- YOUR GOAL: Where a line contains the string "LENS", copy that line.

- Entries from a visual dataset:
★ ★ ★ ★

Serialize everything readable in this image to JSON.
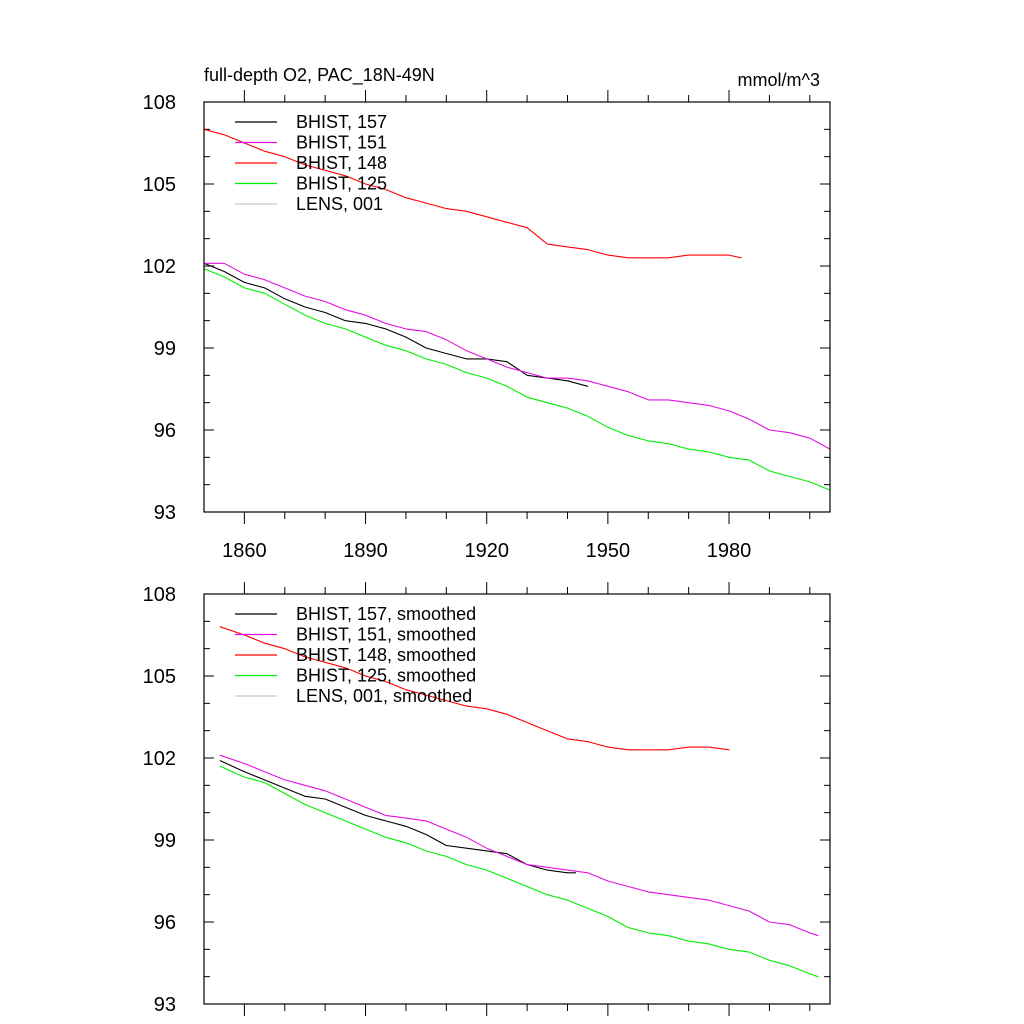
{
  "chart_data": [
    {
      "type": "line",
      "title": "full-depth O2, PAC_18N-49N",
      "units": "mmol/m^3",
      "xlim": [
        1850,
        2005
      ],
      "ylim": [
        93,
        108
      ],
      "x_ticks": [
        1860,
        1890,
        1920,
        1950,
        1980
      ],
      "y_ticks": [
        93,
        96,
        99,
        102,
        105,
        108
      ],
      "legend_position": "top-left",
      "series": [
        {
          "name": "BHIST, 157",
          "color": "#000000",
          "x": [
            1850,
            1855,
            1860,
            1865,
            1870,
            1875,
            1880,
            1885,
            1890,
            1895,
            1900,
            1905,
            1910,
            1915,
            1920,
            1925,
            1930,
            1935,
            1940,
            1945
          ],
          "y": [
            102.1,
            101.8,
            101.4,
            101.2,
            100.8,
            100.5,
            100.3,
            100.0,
            99.9,
            99.7,
            99.4,
            99.0,
            98.8,
            98.6,
            98.6,
            98.5,
            98.0,
            97.9,
            97.8,
            97.6
          ]
        },
        {
          "name": "BHIST, 151",
          "color": "#e010e0",
          "x": [
            1850,
            1855,
            1860,
            1865,
            1870,
            1875,
            1880,
            1885,
            1890,
            1895,
            1900,
            1905,
            1910,
            1915,
            1920,
            1925,
            1930,
            1935,
            1940,
            1945,
            1950,
            1955,
            1960,
            1965,
            1970,
            1975,
            1980,
            1985,
            1990,
            1995,
            2000,
            2005
          ],
          "y": [
            102.1,
            102.1,
            101.7,
            101.5,
            101.2,
            100.9,
            100.7,
            100.4,
            100.2,
            99.9,
            99.7,
            99.6,
            99.3,
            98.9,
            98.6,
            98.3,
            98.1,
            97.9,
            97.9,
            97.8,
            97.6,
            97.4,
            97.1,
            97.1,
            97.0,
            96.9,
            96.7,
            96.4,
            96.0,
            95.9,
            95.7,
            95.3
          ]
        },
        {
          "name": "BHIST, 148",
          "color": "#ff0000",
          "x": [
            1850,
            1855,
            1860,
            1865,
            1870,
            1875,
            1880,
            1885,
            1890,
            1895,
            1900,
            1905,
            1910,
            1915,
            1920,
            1925,
            1930,
            1935,
            1940,
            1945,
            1950,
            1955,
            1960,
            1965,
            1970,
            1975,
            1980,
            1983
          ],
          "y": [
            107.0,
            106.8,
            106.5,
            106.2,
            106.0,
            105.7,
            105.5,
            105.3,
            105.0,
            104.8,
            104.5,
            104.3,
            104.1,
            104.0,
            103.8,
            103.6,
            103.4,
            102.8,
            102.7,
            102.6,
            102.4,
            102.3,
            102.3,
            102.3,
            102.4,
            102.4,
            102.4,
            102.3
          ]
        },
        {
          "name": "BHIST, 125",
          "color": "#00ee00",
          "x": [
            1850,
            1855,
            1860,
            1865,
            1870,
            1875,
            1880,
            1885,
            1890,
            1895,
            1900,
            1905,
            1910,
            1915,
            1920,
            1925,
            1930,
            1935,
            1940,
            1945,
            1950,
            1955,
            1960,
            1965,
            1970,
            1975,
            1980,
            1985,
            1990,
            1995,
            2000,
            2005
          ],
          "y": [
            101.9,
            101.6,
            101.2,
            101.0,
            100.6,
            100.2,
            99.9,
            99.7,
            99.4,
            99.1,
            98.9,
            98.6,
            98.4,
            98.1,
            97.9,
            97.6,
            97.2,
            97.0,
            96.8,
            96.5,
            96.1,
            95.8,
            95.6,
            95.5,
            95.3,
            95.2,
            95.0,
            94.9,
            94.5,
            94.3,
            94.1,
            93.8
          ]
        },
        {
          "name": "LENS, 001",
          "color": "#c8c8c8",
          "x": [],
          "y": []
        }
      ]
    },
    {
      "type": "line",
      "title": "",
      "units": "",
      "xlim": [
        1850,
        2005
      ],
      "ylim": [
        93,
        108
      ],
      "x_ticks": [],
      "y_ticks": [
        93,
        96,
        99,
        102,
        105,
        108
      ],
      "legend_position": "top-left",
      "series": [
        {
          "name": "BHIST, 157, smoothed",
          "color": "#000000",
          "x": [
            1854,
            1860,
            1865,
            1870,
            1875,
            1880,
            1885,
            1890,
            1895,
            1900,
            1905,
            1910,
            1915,
            1920,
            1925,
            1930,
            1935,
            1940,
            1942
          ],
          "y": [
            101.9,
            101.5,
            101.2,
            100.9,
            100.6,
            100.5,
            100.2,
            99.9,
            99.7,
            99.5,
            99.2,
            98.8,
            98.7,
            98.6,
            98.5,
            98.1,
            97.9,
            97.8,
            97.8
          ]
        },
        {
          "name": "BHIST, 151, smoothed",
          "color": "#e010e0",
          "x": [
            1854,
            1860,
            1865,
            1870,
            1875,
            1880,
            1885,
            1890,
            1895,
            1900,
            1905,
            1910,
            1915,
            1920,
            1925,
            1930,
            1935,
            1940,
            1945,
            1950,
            1955,
            1960,
            1965,
            1970,
            1975,
            1980,
            1985,
            1990,
            1995,
            2000,
            2002
          ],
          "y": [
            102.1,
            101.8,
            101.5,
            101.2,
            101.0,
            100.8,
            100.5,
            100.2,
            99.9,
            99.8,
            99.7,
            99.4,
            99.1,
            98.7,
            98.4,
            98.1,
            98.0,
            97.9,
            97.8,
            97.5,
            97.3,
            97.1,
            97.0,
            96.9,
            96.8,
            96.6,
            96.4,
            96.0,
            95.9,
            95.6,
            95.5
          ]
        },
        {
          "name": "BHIST, 148, smoothed",
          "color": "#ff0000",
          "x": [
            1854,
            1860,
            1865,
            1870,
            1875,
            1880,
            1885,
            1890,
            1895,
            1900,
            1905,
            1910,
            1915,
            1920,
            1925,
            1930,
            1935,
            1940,
            1945,
            1950,
            1955,
            1960,
            1965,
            1970,
            1975,
            1980
          ],
          "y": [
            106.8,
            106.5,
            106.2,
            106.0,
            105.7,
            105.5,
            105.3,
            105.0,
            104.8,
            104.5,
            104.3,
            104.1,
            103.9,
            103.8,
            103.6,
            103.3,
            103.0,
            102.7,
            102.6,
            102.4,
            102.3,
            102.3,
            102.3,
            102.4,
            102.4,
            102.3
          ]
        },
        {
          "name": "BHIST, 125, smoothed",
          "color": "#00ee00",
          "x": [
            1854,
            1860,
            1865,
            1870,
            1875,
            1880,
            1885,
            1890,
            1895,
            1900,
            1905,
            1910,
            1915,
            1920,
            1925,
            1930,
            1935,
            1940,
            1945,
            1950,
            1955,
            1960,
            1965,
            1970,
            1975,
            1980,
            1985,
            1990,
            1995,
            2000,
            2002
          ],
          "y": [
            101.7,
            101.3,
            101.1,
            100.7,
            100.3,
            100.0,
            99.7,
            99.4,
            99.1,
            98.9,
            98.6,
            98.4,
            98.1,
            97.9,
            97.6,
            97.3,
            97.0,
            96.8,
            96.5,
            96.2,
            95.8,
            95.6,
            95.5,
            95.3,
            95.2,
            95.0,
            94.9,
            94.6,
            94.4,
            94.1,
            94.0
          ]
        },
        {
          "name": "LENS, 001, smoothed",
          "color": "#c8c8c8",
          "x": [],
          "y": []
        }
      ]
    }
  ]
}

★ ★ ★ ★

- ANSWER TO THE PROBLEM:
          "name": "LENS, 001",
          "name": "LENS, 001, smoothed",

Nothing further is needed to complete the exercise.